** Begin Exercise inputs **
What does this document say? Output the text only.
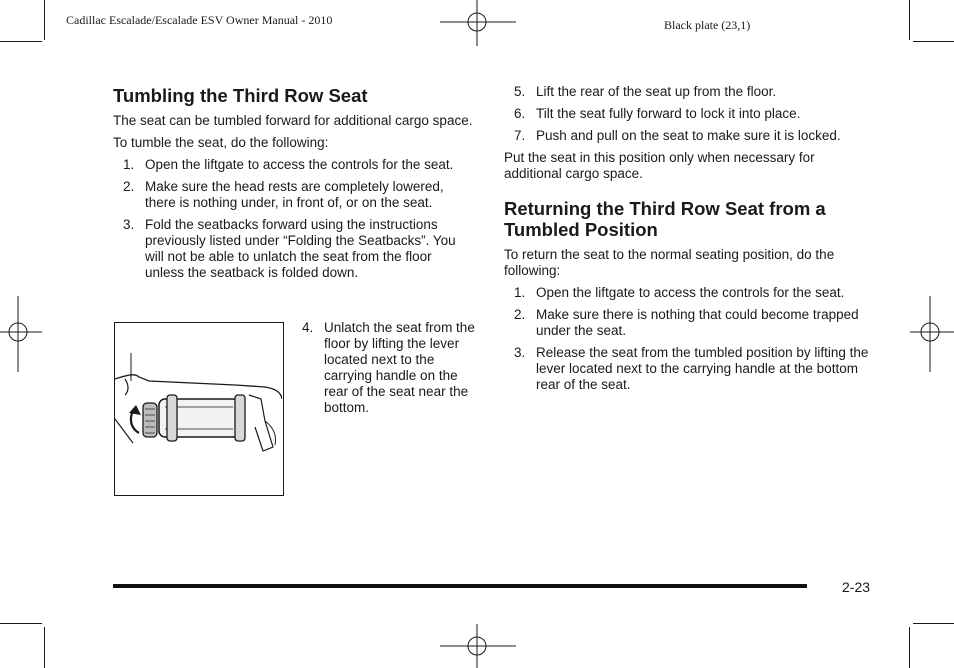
Cadillac Escalade/Escalade ESV Owner Manual - 2010	Black plate (23,1)
Tumbling the Third Row Seat

The seat can be tumbled forward for additional cargo space.

To tumble the seat, do the following:

1. Open the liftgate to access the controls for the seat.
2. Make sure the head rests are completely lowered, there is nothing under, in front of, or on the seat.
3. Fold the seatbacks forward using the instructions previously listed under “Folding the Seatbacks”. You will not be able to unlatch the seat from the floor unless the seatback is folded down.
4. Unlatch the seat from the floor by lifting the lever located next to the carrying handle on the rear of the seat near the bottom.
5. Lift the rear of the seat up from the floor.
6. Tilt the seat fully forward to lock it into place.
7. Push and pull on the seat to make sure it is locked.

Put the seat in this position only when necessary for additional cargo space.

Returning the Third Row Seat from a Tumbled Position

To return the seat to the normal seating position, do the following:

1. Open the liftgate to access the controls for the seat.
2. Make sure there is nothing that could become trapped under the seat.
3. Release the seat from the tumbled position by lifting the lever located next to the carrying handle at the bottom rear of the seat.
2-23
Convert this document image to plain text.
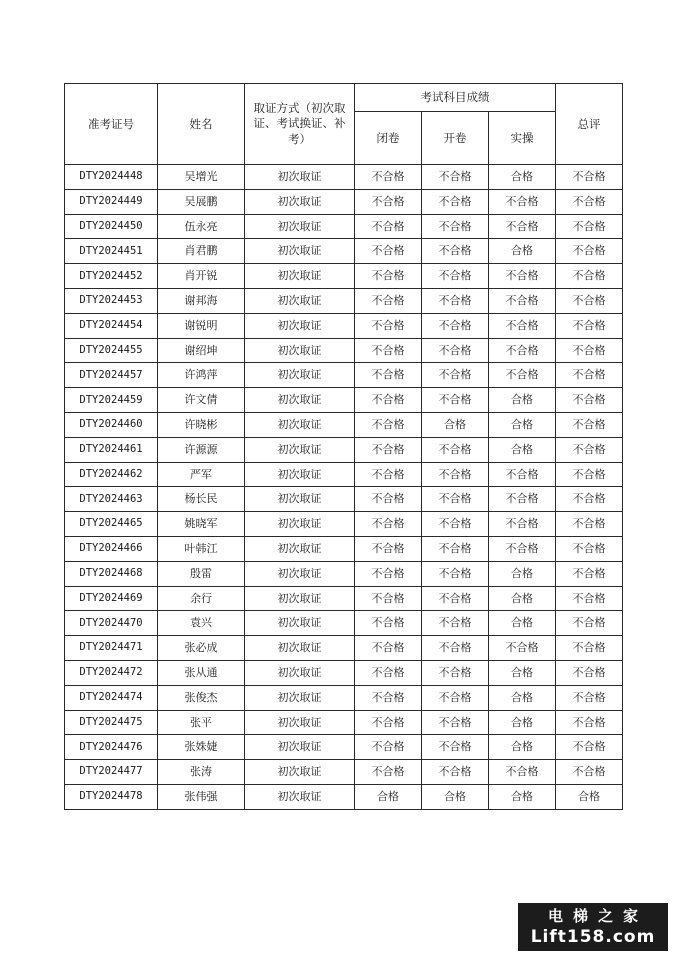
准考证号	姓名	取证方式（初次取证、考试换证、补考）	考试科目成绩			总评
			闭卷	开卷	实操	
DTY2024448	吴增光	初次取证	不合格	不合格	合格	不合格
DTY2024449	吴展鹏	初次取证	不合格	不合格	不合格	不合格
DTY2024450	伍永亮	初次取证	不合格	不合格	不合格	不合格
DTY2024451	肖君鹏	初次取证	不合格	不合格	合格	不合格
DTY2024452	肖开锐	初次取证	不合格	不合格	不合格	不合格
DTY2024453	谢邦海	初次取证	不合格	不合格	不合格	不合格
DTY2024454	谢锐明	初次取证	不合格	不合格	不合格	不合格
DTY2024455	谢绍坤	初次取证	不合格	不合格	不合格	不合格
DTY2024457	许鸿萍	初次取证	不合格	不合格	不合格	不合格
DTY2024459	许文倩	初次取证	不合格	不合格	合格	不合格
DTY2024460	许晓彬	初次取证	不合格	合格	合格	不合格
DTY2024461	许源源	初次取证	不合格	不合格	合格	不合格
DTY2024462	严军	初次取证	不合格	不合格	不合格	不合格
DTY2024463	杨长民	初次取证	不合格	不合格	不合格	不合格
DTY2024465	姚晓军	初次取证	不合格	不合格	不合格	不合格
DTY2024466	叶韩江	初次取证	不合格	不合格	不合格	不合格
DTY2024468	殷雷	初次取证	不合格	不合格	合格	不合格
DTY2024469	余行	初次取证	不合格	不合格	合格	不合格
DTY2024470	袁兴	初次取证	不合格	不合格	合格	不合格
DTY2024471	张必成	初次取证	不合格	不合格	不合格	不合格
DTY2024472	张从通	初次取证	不合格	不合格	合格	不合格
DTY2024474	张俊杰	初次取证	不合格	不合格	合格	不合格
DTY2024475	张平	初次取证	不合格	不合格	合格	不合格
DTY2024476	张姝婕	初次取证	不合格	不合格	合格	不合格
DTY2024477	张涛	初次取证	不合格	不合格	不合格	不合格
DTY2024478	张伟强	初次取证	合格	合格	合格	合格
电梯之家
Lift158.com
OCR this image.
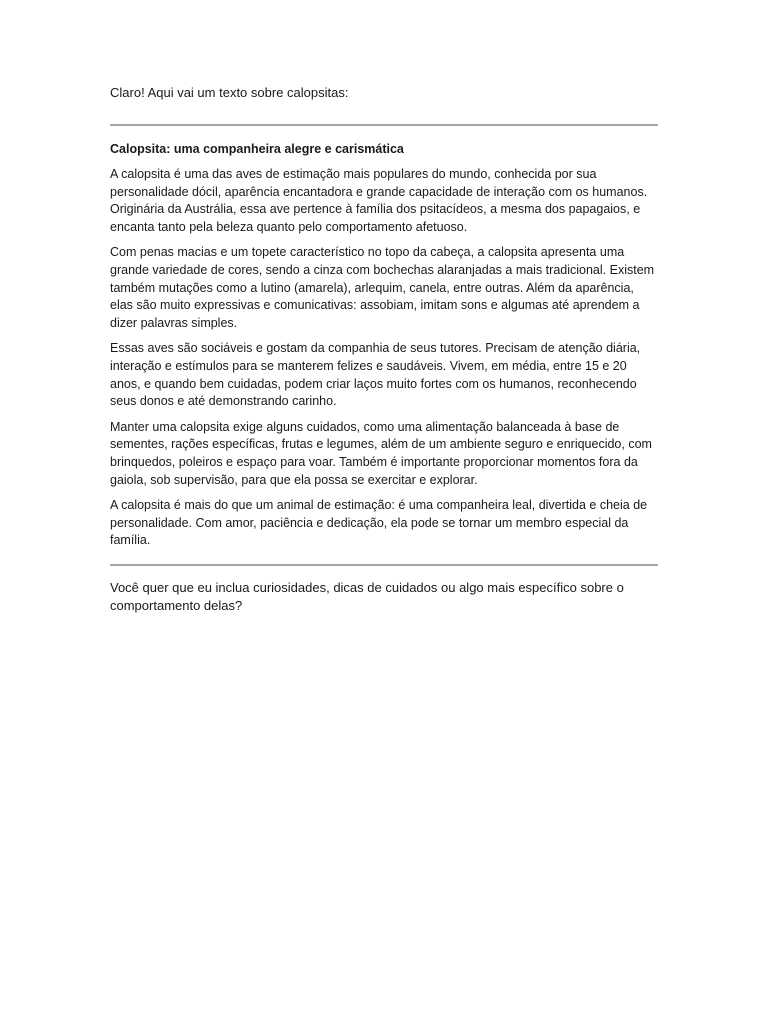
Claro! Aqui vai um texto sobre calopsitas:

Calopsita: uma companheira alegre e carismática

A calopsita é uma das aves de estimação mais populares do mundo, conhecida por sua personalidade dócil, aparência encantadora e grande capacidade de interação com os humanos. Originária da Austrália, essa ave pertence à família dos psitacídeos, a mesma dos papagaios, e encanta tanto pela beleza quanto pelo comportamento afetuoso.

Com penas macias e um topete característico no topo da cabeça, a calopsita apresenta uma grande variedade de cores, sendo a cinza com bochechas alaranjadas a mais tradicional. Existem também mutações como a lutino (amarela), arlequim, canela, entre outras. Além da aparência, elas são muito expressivas e comunicativas: assobiam, imitam sons e algumas até aprendem a dizer palavras simples.

Essas aves são sociáveis e gostam da companhia de seus tutores. Precisam de atenção diária, interação e estímulos para se manterem felizes e saudáveis. Vivem, em média, entre 15 e 20 anos, e quando bem cuidadas, podem criar laços muito fortes com os humanos, reconhecendo seus donos e até demonstrando carinho.

Manter uma calopsita exige alguns cuidados, como uma alimentação balanceada à base de sementes, rações específicas, frutas e legumes, além de um ambiente seguro e enriquecido, com brinquedos, poleiros e espaço para voar. Também é importante proporcionar momentos fora da gaiola, sob supervisão, para que ela possa se exercitar e explorar.

A calopsita é mais do que um animal de estimação: é uma companheira leal, divertida e cheia de personalidade. Com amor, paciência e dedicação, ela pode se tornar um membro especial da família.

Você quer que eu inclua curiosidades, dicas de cuidados ou algo mais específico sobre o comportamento delas?
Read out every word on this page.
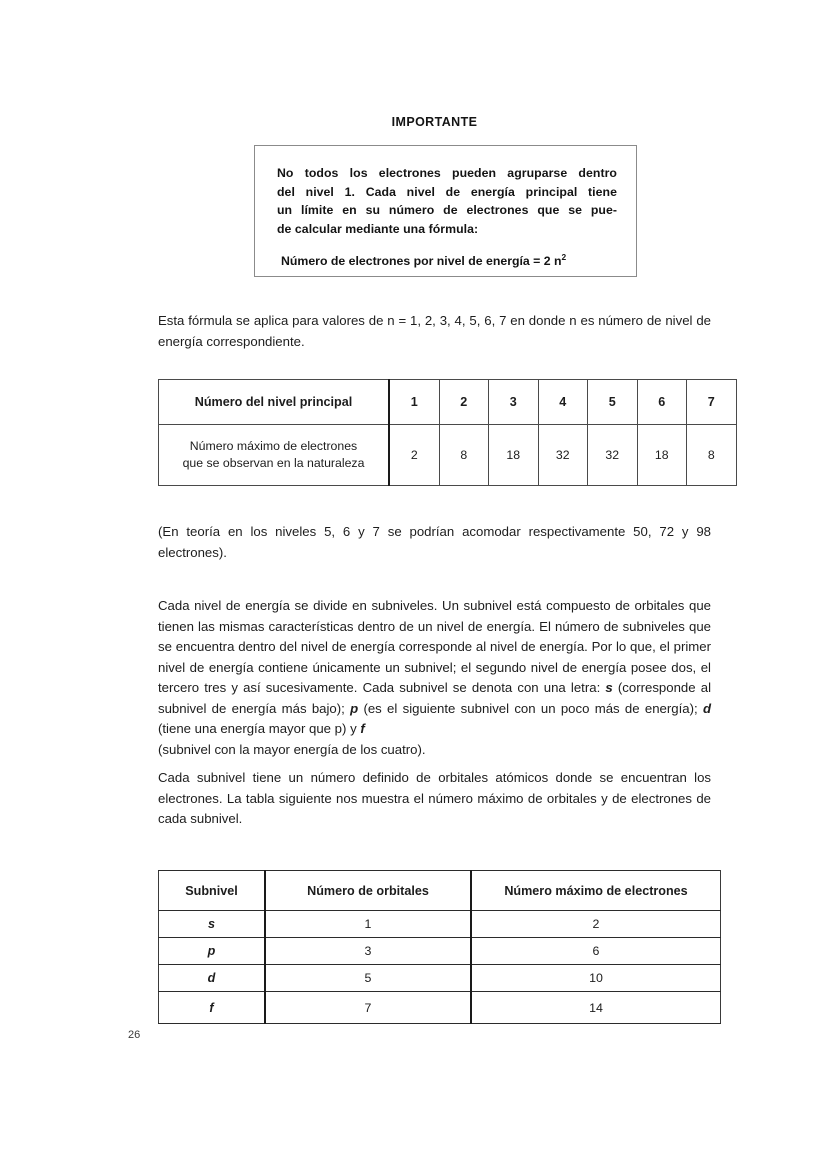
IMPORTANTE
No todos los electrones pueden agruparse dentro
del nivel 1. Cada nivel de energía principal tiene
un límite en su número de electrones que se pue-
de calcular mediante una fórmula:
Número de electrones por nivel de energía = 2 $n^2$
Esta fórmula se aplica para valores de n = 1, 2, 3, 4, 5, 6, 7 en donde n es número de nivel de energía correspondiente.
Número del nivel principal	1	2	3	4	5	6	7

Número máximo de electrones
que se observan en la naturaleza	2	8	18	32	32	18	8
(En teoría en los niveles 5, 6 y 7 se podrían acomodar respectivamente 50, 72 y 98 electrones).
Cada nivel de energía se divide en subniveles. Un subnivel está compuesto de orbitales que tienen las mismas características dentro de un nivel de energía. El número de subniveles que se encuentra dentro del nivel de energía corresponde al nivel de energía. Por lo que, el primer nivel de energía contiene únicamente un subnivel; el segundo nivel de energía posee dos, el tercero tres y así sucesivamente. Cada subnivel se denota con una letra: s (corresponde al subnivel de energía más bajo); p (es el siguiente subnivel con un poco más de energía); d (tiene una energía mayor que p) y f
(subnivel con la mayor energía de los cuatro).
Cada subnivel tiene un número definido de orbitales atómicos donde se encuentran los electrones. La tabla siguiente nos muestra el número máximo de orbitales y de electrones de cada subnivel.
Subnivel	Número de orbitales	Número máximo de electrones
s	1	2
p	3	6
d	5	10
f	7	14
26
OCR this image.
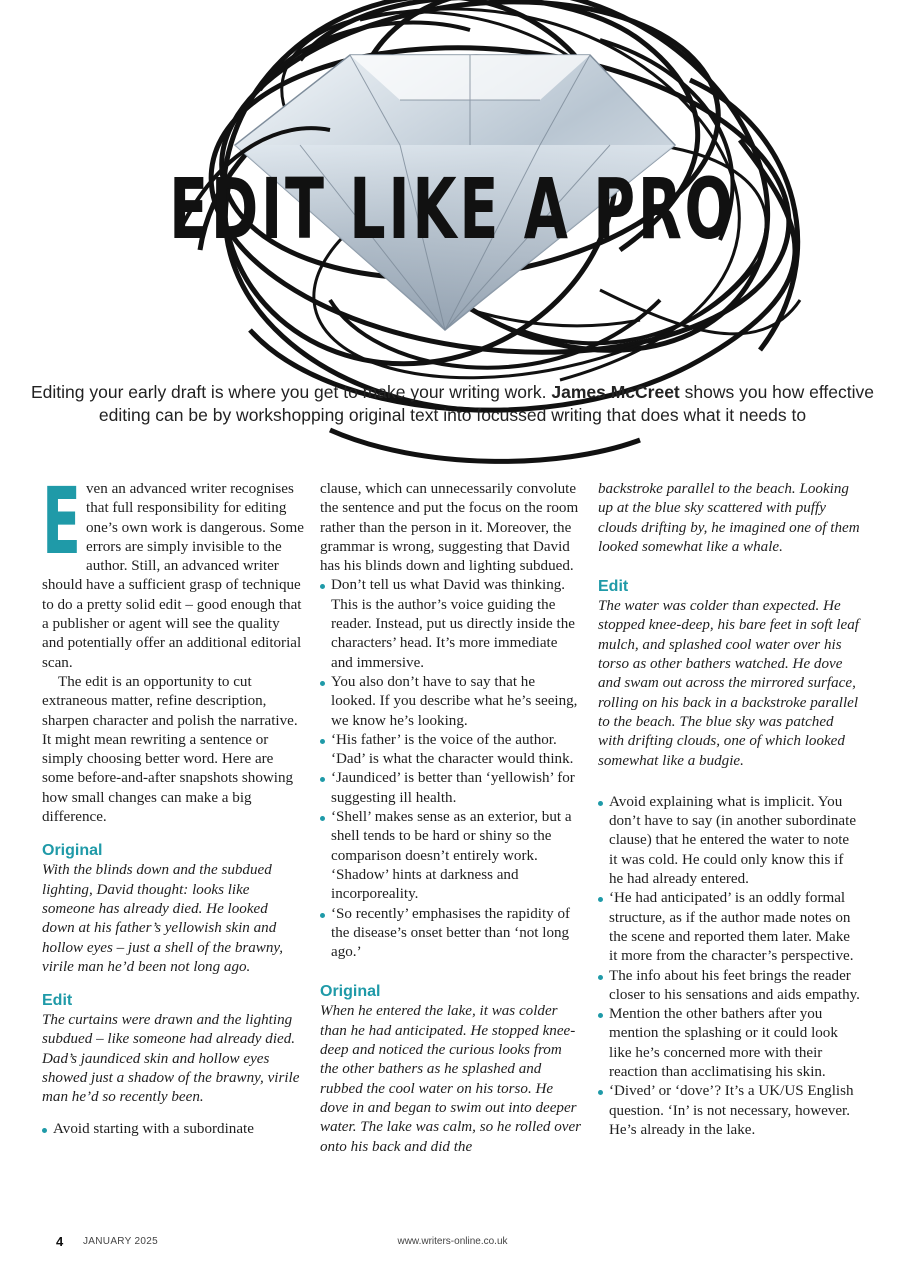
EDIT LIKE A PRO
Editing your early draft is where you get to make your writing work. James McCreet shows you how effective editing can be by workshopping original text into focussed writing that does what it needs to

Even an advanced writer recognises that full responsibility for editing one’s own work is dangerous. Some errors are simply invisible to the author. Still, an advanced writer should have a sufficient grasp of technique to do a pretty solid edit – good enough that a publisher or agent will see the quality and potentially offer an additional editorial scan.

The edit is an opportunity to cut extraneous matter, refine description, sharpen character and polish the narrative. It might mean rewriting a sentence or simply choosing better word. Here are some before-and-after snapshots showing how small changes can make a big difference.

Original

With the blinds down and the subdued lighting, David thought: looks like someone has already died. He looked down at his father’s yellowish skin and hollow eyes – just a shell of the brawny, virile man he’d been not long ago.

Edit

The curtains were drawn and the lighting subdued – like someone had already died. Dad’s jaundiced skin and hollow eyes showed just a shadow of the brawny, virile man he’d so recently been.

Avoid starting with a subordinate

clause, which can unnecessarily convolute the sentence and put the focus on the room rather than the person in it. Moreover, the grammar is wrong, suggesting that David has his blinds down and lighting subdued.

Don’t tell us what David was thinking. This is the author’s voice guiding the reader. Instead, put us directly inside the characters’ head. It’s more immediate and immersive.
You also don’t have to say that he looked. If you describe what he’s seeing, we know he’s looking.
‘His father’ is the voice of the author. ‘Dad’ is what the character would think.
‘Jaundiced’ is better than ‘yellowish’ for suggesting ill health.
‘Shell’ makes sense as an exterior, but a shell tends to be hard or shiny so the comparison doesn’t entirely work. ‘Shadow’ hints at darkness and incorporeality.
‘So recently’ emphasises the rapidity of the disease’s onset better than ‘not long ago.’
Original

When he entered the lake, it was colder than he had anticipated. He stopped knee-deep and noticed the curious looks from the other bathers as he splashed and rubbed the cool water on his torso. He dove in and began to swim out into deeper water. The lake was calm, so he rolled over onto his back and did the

backstroke parallel to the beach. Looking up at the blue sky scattered with puffy clouds drifting by, he imagined one of them looked somewhat like a whale.

Edit

The water was colder than expected. He stopped knee-deep, his bare feet in soft leaf mulch, and splashed cool water over his torso as other bathers watched. He dove and swam out across the mirrored surface, rolling on his back in a backstroke parallel to the beach. The blue sky was patched with drifting clouds, one of which looked somewhat like a budgie.

Avoid explaining what is implicit. You don’t have to say (in another subordinate clause) that he entered the water to note it was cold. He could only know this if he had already entered.
‘He had anticipated’ is an oddly formal structure, as if the author made notes on the scene and reported them later. Make it more from the character’s perspective.
The info about his feet brings the reader closer to his sensations and aids empathy.
Mention the other bathers after you mention the splashing or it could look like he’s concerned more with their reaction than acclimatising his skin.
‘Dived’ or ‘dove’? It’s a UK/US English question. ‘In’ is not necessary, however. He’s already in the lake.
4 JANUARY 2025	www.writers-online.co.uk
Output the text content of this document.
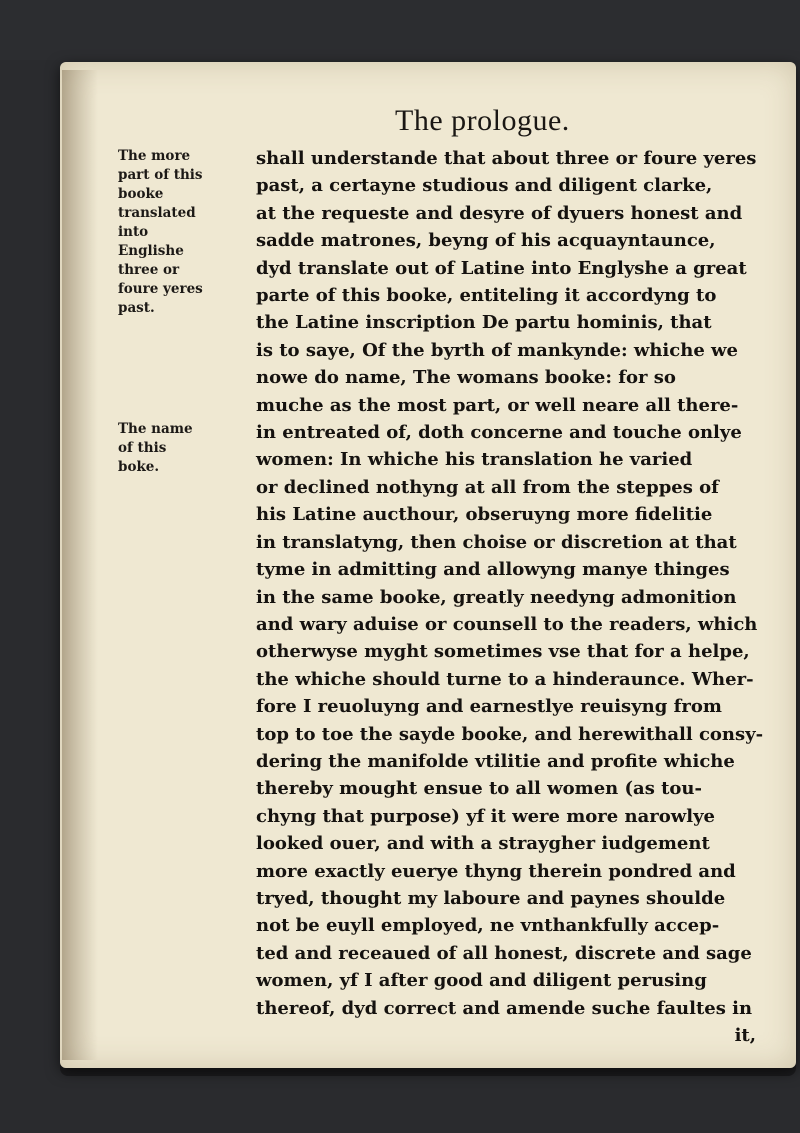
The prologue.
The more part of this booke translated into Englishe three or foure yeres past.
The name of this boke.
shall understande that about three or foure yeres
past, a certayne studious and diligent clarke,
at the requeste and desyre of dyuers honest and
sadde matrones, beyng of his acquayntaunce,
dyd translate out of Latine into Englyshe a great
parte of this booke, entiteling it accordyng to
the Latine inscription De partu hominis, that
is to saye, Of the byrth of mankynde: whiche we
nowe do name, The womans booke: for so
muche as the most part, or well neare all there-
in entreated of, doth concerne and touche onlye
women: In whiche his translation he varied
or declined nothyng at all from the steppes of
his Latine aucthour, obseruyng more fidelitie
in translatyng, then choise or discretion at that
tyme in admitting and allowyng manye thinges
in the same booke, greatly needyng admonition
and wary aduise or counsell to the readers, which
otherwyse myght sometimes vse that for a helpe,
the whiche should turne to a hinderaunce. Wher-
fore I reuoluyng and earnestlye reuisyng from
top to toe the sayde booke, and herewithall consy-
dering the manifolde vtilitie and profite whiche
thereby mought ensue to all women (as tou-
chyng that purpose) yf it were more narowlye
looked ouer, and with a straygher iudgement
more exactly euerye thyng therein pondred and
tryed, thought my laboure and paynes shoulde
not be euyll employed, ne vnthankfully accep-
ted and receaued of all honest, discrete and sage
women, yf I after good and diligent perusing
thereof, dyd correct and amende suche faultes in
it,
** End Exercise inputs **
• Aim
State only how many lines in the material include "floor".

• Completed exercise
3